-- WHAT IS REQUIRED --
How many lines of these records hold the string "slow"? Reply with the number alone.

[Entries from a dataset]
•••

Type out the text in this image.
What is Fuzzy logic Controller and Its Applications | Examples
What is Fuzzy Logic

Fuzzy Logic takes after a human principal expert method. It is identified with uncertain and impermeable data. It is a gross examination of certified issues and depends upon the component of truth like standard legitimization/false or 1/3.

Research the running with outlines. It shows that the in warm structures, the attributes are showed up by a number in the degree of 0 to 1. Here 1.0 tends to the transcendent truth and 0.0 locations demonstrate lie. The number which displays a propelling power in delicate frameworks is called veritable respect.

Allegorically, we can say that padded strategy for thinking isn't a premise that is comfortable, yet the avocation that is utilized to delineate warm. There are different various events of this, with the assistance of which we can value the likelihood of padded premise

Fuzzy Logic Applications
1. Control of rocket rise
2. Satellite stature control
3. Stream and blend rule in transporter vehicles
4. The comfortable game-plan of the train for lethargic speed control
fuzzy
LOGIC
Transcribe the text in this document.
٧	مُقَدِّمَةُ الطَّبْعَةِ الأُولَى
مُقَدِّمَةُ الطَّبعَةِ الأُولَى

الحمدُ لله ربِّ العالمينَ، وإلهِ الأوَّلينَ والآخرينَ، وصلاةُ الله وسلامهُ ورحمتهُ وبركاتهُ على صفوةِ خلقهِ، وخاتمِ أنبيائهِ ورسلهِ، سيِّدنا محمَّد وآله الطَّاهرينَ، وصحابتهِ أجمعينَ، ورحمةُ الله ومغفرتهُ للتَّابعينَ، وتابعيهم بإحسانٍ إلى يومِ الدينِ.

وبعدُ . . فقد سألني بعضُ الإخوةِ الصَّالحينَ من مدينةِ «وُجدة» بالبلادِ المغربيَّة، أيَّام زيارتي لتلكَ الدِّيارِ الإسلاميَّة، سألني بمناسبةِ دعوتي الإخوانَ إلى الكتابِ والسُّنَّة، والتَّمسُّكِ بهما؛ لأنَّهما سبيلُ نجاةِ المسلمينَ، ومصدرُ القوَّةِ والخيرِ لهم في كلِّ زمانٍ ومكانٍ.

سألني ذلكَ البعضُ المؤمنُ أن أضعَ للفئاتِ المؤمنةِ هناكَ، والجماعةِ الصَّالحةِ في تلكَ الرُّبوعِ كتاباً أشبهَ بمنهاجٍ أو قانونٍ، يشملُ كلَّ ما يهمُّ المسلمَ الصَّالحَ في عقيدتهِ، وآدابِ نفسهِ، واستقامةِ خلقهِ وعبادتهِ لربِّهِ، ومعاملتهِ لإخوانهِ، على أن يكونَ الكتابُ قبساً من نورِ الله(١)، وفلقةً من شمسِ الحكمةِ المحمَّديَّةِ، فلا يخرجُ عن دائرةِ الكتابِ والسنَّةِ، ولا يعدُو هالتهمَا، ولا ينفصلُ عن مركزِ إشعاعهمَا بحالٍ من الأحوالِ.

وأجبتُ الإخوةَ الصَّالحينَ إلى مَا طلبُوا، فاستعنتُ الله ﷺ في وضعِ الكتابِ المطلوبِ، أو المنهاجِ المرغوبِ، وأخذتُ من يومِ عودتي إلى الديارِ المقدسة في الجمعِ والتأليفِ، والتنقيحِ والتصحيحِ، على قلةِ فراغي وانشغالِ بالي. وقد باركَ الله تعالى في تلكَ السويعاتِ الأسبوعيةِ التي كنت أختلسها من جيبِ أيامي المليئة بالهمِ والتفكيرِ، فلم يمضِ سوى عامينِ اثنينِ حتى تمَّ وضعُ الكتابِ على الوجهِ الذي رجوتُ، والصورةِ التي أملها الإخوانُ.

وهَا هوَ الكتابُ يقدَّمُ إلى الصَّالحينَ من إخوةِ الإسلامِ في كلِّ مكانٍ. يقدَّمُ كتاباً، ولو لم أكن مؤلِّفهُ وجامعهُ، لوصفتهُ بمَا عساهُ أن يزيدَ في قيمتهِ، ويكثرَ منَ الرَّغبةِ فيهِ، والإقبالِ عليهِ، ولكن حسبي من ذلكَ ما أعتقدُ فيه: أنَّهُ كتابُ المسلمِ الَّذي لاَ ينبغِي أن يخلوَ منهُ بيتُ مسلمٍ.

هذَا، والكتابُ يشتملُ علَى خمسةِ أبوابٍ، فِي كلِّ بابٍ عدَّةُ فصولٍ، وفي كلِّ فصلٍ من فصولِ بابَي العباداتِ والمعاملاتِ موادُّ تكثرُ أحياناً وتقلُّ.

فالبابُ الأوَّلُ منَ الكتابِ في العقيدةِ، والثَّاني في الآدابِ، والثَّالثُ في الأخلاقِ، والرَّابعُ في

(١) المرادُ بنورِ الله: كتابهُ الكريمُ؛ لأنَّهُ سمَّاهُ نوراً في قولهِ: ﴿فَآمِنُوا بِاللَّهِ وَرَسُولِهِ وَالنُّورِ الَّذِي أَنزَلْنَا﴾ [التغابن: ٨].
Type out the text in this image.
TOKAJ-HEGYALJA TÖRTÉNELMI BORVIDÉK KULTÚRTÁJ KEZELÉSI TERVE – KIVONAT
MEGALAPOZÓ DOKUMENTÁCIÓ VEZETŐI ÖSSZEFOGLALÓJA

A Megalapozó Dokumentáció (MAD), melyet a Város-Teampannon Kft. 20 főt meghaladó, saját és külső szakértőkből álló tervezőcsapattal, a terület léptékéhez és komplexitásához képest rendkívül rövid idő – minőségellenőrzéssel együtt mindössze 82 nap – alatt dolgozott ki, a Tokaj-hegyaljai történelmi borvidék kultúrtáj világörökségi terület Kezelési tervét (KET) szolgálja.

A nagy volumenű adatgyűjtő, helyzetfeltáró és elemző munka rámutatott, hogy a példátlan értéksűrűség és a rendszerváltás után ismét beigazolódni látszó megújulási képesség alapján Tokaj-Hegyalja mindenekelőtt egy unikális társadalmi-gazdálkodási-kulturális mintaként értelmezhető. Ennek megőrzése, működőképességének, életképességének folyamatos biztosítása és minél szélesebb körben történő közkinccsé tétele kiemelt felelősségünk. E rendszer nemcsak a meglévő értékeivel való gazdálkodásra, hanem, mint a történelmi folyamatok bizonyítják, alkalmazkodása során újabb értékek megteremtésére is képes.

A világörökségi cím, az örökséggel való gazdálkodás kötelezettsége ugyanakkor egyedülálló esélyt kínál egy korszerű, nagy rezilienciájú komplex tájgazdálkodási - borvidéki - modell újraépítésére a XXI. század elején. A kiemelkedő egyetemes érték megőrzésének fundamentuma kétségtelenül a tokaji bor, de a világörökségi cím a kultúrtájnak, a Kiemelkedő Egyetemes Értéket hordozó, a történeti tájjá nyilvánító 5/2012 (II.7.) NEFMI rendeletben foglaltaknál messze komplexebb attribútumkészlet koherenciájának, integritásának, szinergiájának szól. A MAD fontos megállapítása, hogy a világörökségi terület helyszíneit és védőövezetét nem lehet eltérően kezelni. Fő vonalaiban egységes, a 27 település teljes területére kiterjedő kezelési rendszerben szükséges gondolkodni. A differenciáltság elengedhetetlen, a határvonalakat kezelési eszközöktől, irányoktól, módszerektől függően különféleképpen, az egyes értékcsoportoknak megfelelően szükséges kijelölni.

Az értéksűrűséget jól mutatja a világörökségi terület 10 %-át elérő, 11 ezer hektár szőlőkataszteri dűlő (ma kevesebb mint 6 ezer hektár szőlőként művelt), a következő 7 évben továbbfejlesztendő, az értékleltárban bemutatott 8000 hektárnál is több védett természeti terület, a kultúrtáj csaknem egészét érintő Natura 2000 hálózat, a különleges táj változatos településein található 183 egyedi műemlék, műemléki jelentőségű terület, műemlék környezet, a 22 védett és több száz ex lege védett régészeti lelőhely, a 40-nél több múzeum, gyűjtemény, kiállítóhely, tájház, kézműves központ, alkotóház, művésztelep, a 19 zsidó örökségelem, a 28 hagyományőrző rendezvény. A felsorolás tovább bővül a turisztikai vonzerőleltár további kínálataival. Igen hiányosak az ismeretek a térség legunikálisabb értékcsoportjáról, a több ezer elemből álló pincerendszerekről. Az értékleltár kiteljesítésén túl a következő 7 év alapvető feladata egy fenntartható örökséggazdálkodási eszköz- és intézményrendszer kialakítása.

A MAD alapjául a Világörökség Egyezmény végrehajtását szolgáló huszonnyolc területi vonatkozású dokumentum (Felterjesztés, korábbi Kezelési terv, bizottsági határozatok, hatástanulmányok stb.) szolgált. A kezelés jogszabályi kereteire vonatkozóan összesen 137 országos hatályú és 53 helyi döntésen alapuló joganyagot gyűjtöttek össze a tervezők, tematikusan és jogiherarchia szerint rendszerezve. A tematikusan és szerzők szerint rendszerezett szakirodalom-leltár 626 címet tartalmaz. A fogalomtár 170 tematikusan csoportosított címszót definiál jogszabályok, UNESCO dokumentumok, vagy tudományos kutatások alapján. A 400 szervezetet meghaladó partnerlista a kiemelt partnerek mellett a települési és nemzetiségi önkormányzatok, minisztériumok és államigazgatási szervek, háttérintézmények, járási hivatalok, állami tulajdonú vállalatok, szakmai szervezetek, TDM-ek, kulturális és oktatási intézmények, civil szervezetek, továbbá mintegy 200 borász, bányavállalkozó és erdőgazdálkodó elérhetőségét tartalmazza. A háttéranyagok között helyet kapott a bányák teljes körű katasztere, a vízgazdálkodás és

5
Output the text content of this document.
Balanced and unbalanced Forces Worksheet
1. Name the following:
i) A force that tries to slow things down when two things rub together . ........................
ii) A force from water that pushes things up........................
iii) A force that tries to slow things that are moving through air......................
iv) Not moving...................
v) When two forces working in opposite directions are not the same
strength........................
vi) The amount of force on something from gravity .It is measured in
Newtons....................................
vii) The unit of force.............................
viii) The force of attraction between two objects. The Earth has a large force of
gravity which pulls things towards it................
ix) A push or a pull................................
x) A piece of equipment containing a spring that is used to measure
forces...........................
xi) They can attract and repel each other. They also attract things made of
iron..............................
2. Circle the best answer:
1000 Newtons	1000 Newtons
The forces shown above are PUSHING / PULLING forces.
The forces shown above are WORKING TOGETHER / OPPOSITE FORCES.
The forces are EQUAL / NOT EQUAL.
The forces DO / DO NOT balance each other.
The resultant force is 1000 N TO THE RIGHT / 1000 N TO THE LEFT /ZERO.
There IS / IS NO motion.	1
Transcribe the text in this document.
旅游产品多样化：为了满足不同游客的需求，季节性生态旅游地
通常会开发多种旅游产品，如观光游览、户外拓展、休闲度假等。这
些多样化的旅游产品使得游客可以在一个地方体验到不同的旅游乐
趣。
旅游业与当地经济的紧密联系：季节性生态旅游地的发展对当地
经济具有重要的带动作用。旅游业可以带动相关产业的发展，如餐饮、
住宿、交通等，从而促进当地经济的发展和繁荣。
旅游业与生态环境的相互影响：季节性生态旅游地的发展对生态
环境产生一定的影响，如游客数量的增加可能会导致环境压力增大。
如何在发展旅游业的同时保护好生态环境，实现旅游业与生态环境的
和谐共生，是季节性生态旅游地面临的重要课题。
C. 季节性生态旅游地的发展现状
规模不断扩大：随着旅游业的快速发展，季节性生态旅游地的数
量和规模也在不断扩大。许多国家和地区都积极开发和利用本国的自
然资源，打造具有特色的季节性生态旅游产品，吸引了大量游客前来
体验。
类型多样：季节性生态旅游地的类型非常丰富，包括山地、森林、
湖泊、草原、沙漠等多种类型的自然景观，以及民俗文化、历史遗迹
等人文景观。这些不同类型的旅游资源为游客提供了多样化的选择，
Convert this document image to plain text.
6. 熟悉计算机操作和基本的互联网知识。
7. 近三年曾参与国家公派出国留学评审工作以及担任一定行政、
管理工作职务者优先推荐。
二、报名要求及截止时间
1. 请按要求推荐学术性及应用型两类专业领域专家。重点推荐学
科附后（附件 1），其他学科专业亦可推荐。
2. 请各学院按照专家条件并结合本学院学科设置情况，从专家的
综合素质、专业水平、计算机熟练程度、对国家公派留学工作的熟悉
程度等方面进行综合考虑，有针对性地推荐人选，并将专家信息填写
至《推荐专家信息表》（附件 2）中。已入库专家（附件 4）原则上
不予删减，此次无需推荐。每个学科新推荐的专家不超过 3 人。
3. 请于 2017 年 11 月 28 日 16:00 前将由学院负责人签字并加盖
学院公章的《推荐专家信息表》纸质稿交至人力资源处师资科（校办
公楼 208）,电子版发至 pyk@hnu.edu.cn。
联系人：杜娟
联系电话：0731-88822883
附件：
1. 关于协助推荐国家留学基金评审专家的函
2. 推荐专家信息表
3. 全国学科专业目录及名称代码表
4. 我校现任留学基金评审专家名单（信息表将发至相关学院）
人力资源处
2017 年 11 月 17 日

•••

-- FULL RESPONSE --
2